Compute how many lines in the entries below contain "chevron", and output nothing but the number.

....

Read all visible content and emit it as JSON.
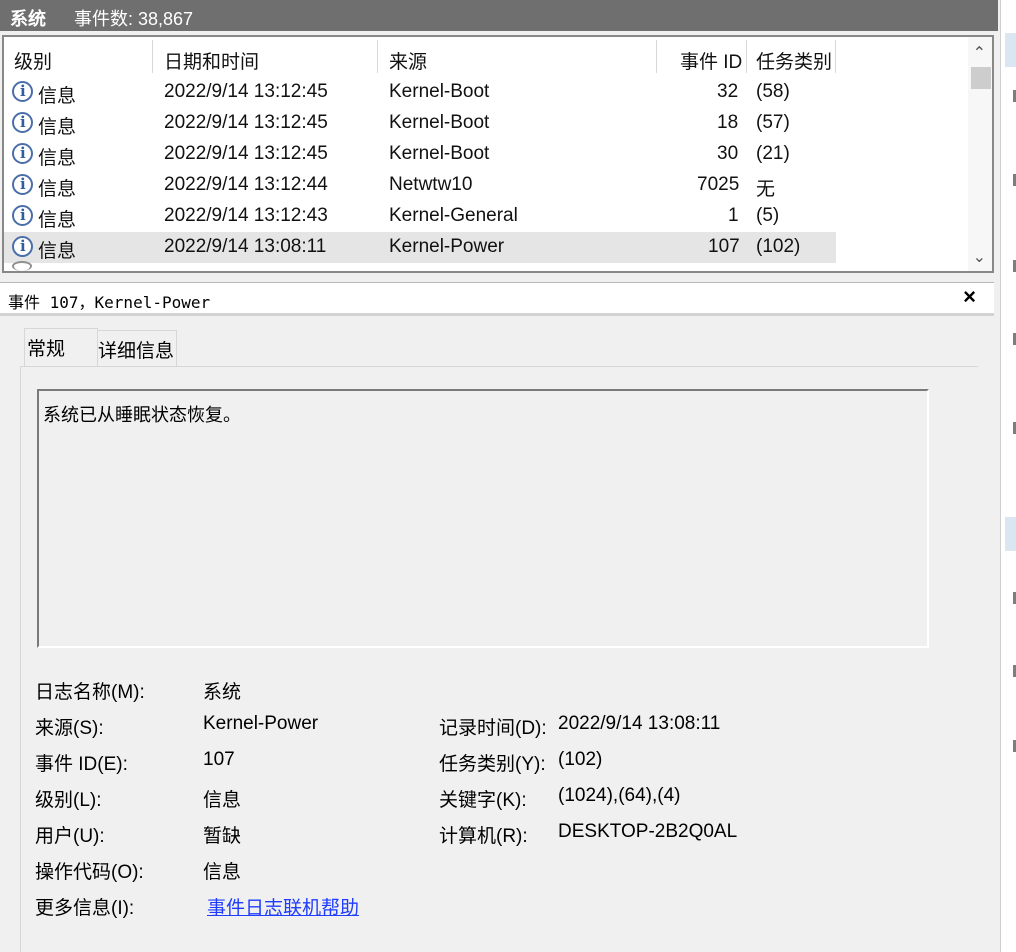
{
  "topbar": {
    "title": "系统",
    "event_count": "事件数: 38,867"
  },
  "columns": [
    "级别",
    "日期和时间",
    "来源",
    "事件 ID",
    "任务类别"
  ],
  "events": [
    {
      "level": "信息",
      "datetime": "2022/9/14 13:12:45",
      "source": "Kernel-Boot",
      "id": "32",
      "task": "(58)"
    },
    {
      "level": "信息",
      "datetime": "2022/9/14 13:12:45",
      "source": "Kernel-Boot",
      "id": "18",
      "task": "(57)"
    },
    {
      "level": "信息",
      "datetime": "2022/9/14 13:12:45",
      "source": "Kernel-Boot",
      "id": "30",
      "task": "(21)"
    },
    {
      "level": "信息",
      "datetime": "2022/9/14 13:12:44",
      "source": "Netwtw10",
      "id": "7025",
      "task": "无"
    },
    {
      "level": "信息",
      "datetime": "2022/9/14 13:12:43",
      "source": "Kernel-General",
      "id": "1",
      "task": "(5)"
    },
    {
      "level": "信息",
      "datetime": "2022/9/14 13:08:11",
      "source": "Kernel-Power",
      "id": "107",
      "task": "(102)"
    }
  ],
  "detail": {
    "title": "事件 107，Kernel-Power",
    "tabs": [
      "常规",
      "详细信息"
    ],
    "message": "系统已从睡眠状态恢复。",
    "labels": {
      "log_name": "日志名称(M):",
      "source": "来源(S):",
      "event_id": "事件 ID(E):",
      "level": "级别(L):",
      "user": "用户(U):",
      "opcode": "操作代码(O):",
      "more_info": "更多信息(I):",
      "logged": "记录时间(D):",
      "task_category": "任务类别(Y):",
      "keywords": "关键字(K):",
      "computer": "计算机(R):"
    },
    "values": {
      "log_name": "系统",
      "source": "Kernel-Power",
      "event_id": "107",
      "level": "信息",
      "user": "暂缺",
      "opcode": "信息",
      "more_info": "事件日志联机帮助",
      "logged": "2022/9/14 13:08:11",
      "task_category": "(102)",
      "keywords": "(1024),(64),(4)",
      "computer": "DESKTOP-2B2Q0AL"
    }
  },
  "icons": {
    "info": "info-icon",
    "close": "close-icon",
    "scroll_up": "chevron-up-icon",
    "scroll_down": "chevron-down-icon"
  }
}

....

## Final result
2